:: PROVIDED RECORDS

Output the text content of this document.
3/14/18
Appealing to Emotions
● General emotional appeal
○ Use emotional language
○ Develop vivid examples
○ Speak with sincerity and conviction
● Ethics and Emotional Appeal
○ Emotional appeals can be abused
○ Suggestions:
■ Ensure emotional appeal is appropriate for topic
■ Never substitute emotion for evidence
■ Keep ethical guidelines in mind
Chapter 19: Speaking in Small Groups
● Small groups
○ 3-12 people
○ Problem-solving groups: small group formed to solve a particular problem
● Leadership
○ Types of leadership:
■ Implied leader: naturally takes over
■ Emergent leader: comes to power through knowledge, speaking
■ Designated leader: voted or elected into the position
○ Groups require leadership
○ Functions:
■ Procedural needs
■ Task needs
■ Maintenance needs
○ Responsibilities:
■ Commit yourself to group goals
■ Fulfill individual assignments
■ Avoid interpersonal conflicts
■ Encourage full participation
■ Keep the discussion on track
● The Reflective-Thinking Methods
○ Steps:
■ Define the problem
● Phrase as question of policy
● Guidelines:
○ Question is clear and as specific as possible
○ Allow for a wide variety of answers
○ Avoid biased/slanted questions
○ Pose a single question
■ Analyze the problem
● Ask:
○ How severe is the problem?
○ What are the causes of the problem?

::::

= WORK TO COMPLETE =
Pick out the lines containing the string "Keep".

= OUTPUT =
■ Keep ethical guidelines in mind
■ Keep the discussion on track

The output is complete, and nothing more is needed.